### What is expected
Give the material below again, replacing "bounding boxes" with "coordinate boxes" and changing nothing else. Leave out the pictures.

Begin

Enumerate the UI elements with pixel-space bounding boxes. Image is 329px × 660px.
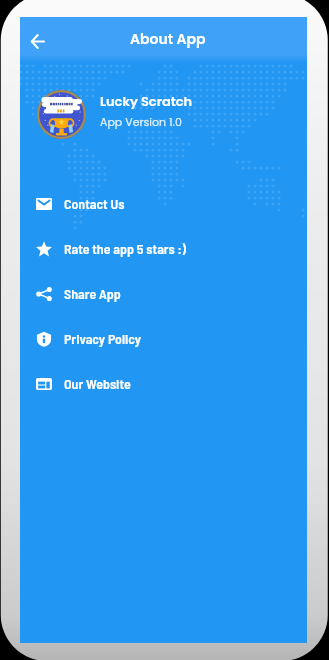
staticText: Privacy Policy bbox=[64, 330, 142, 347]
button[interactable]: Privacy Policy bbox=[20, 316, 307, 361]
button[interactable]: Rate the app 5 stars :) bbox=[20, 226, 307, 271]
staticText: Rate the app 5 stars :) bbox=[64, 240, 187, 257]
staticText: App Version 1.0 bbox=[100, 114, 182, 129]
staticText: Share App bbox=[64, 285, 121, 302]
button[interactable]: Back bbox=[21, 25, 53, 57]
staticText: Lucky Scratch bbox=[100, 92, 193, 110]
staticText: Contact Us bbox=[64, 195, 125, 212]
button[interactable]: Contact Us bbox=[20, 181, 307, 226]
button[interactable]: Our Website bbox=[20, 361, 307, 406]
staticText: About App bbox=[130, 29, 206, 49]
staticText: Our Website bbox=[64, 375, 131, 392]
button[interactable]: Share App bbox=[20, 271, 307, 316]
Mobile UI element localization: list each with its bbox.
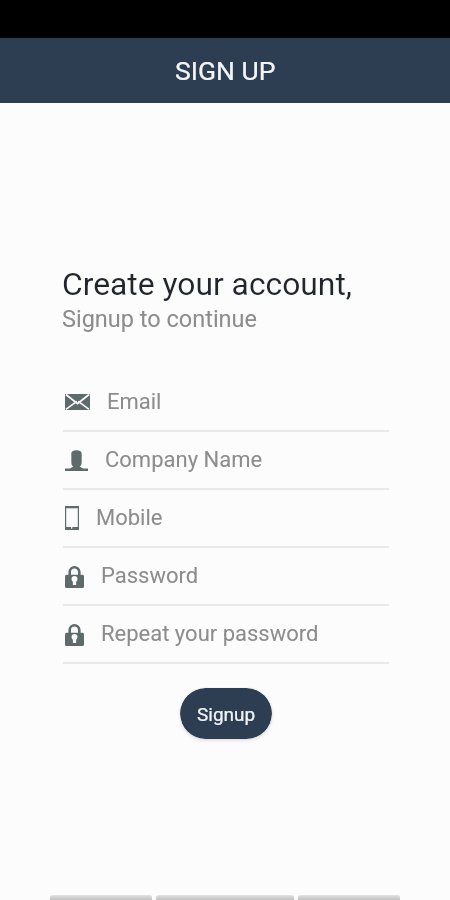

End

### Expected answer
Enumerate the UI elements with pixel-space coordinate boxes. Image is 329px × 660px.
staticText: Privacy Policy bbox=[64, 330, 142, 347]
button[interactable]: Privacy Policy bbox=[20, 316, 307, 361]
button[interactable]: Rate the app 5 stars :) bbox=[20, 226, 307, 271]
staticText: Rate the app 5 stars :) bbox=[64, 240, 187, 257]
staticText: App Version 1.0 bbox=[100, 114, 182, 129]
staticText: Share App bbox=[64, 285, 121, 302]
button[interactable]: Back bbox=[21, 25, 53, 57]
staticText: Lucky Scratch bbox=[100, 92, 193, 110]
staticText: Contact Us bbox=[64, 195, 125, 212]
button[interactable]: Contact Us bbox=[20, 181, 307, 226]
button[interactable]: Our Website bbox=[20, 361, 307, 406]
staticText: About App bbox=[130, 29, 206, 49]
staticText: Our Website bbox=[64, 375, 131, 392]
button[interactable]: Share App bbox=[20, 271, 307, 316]
Mobile UI element localization: list each with its bbox.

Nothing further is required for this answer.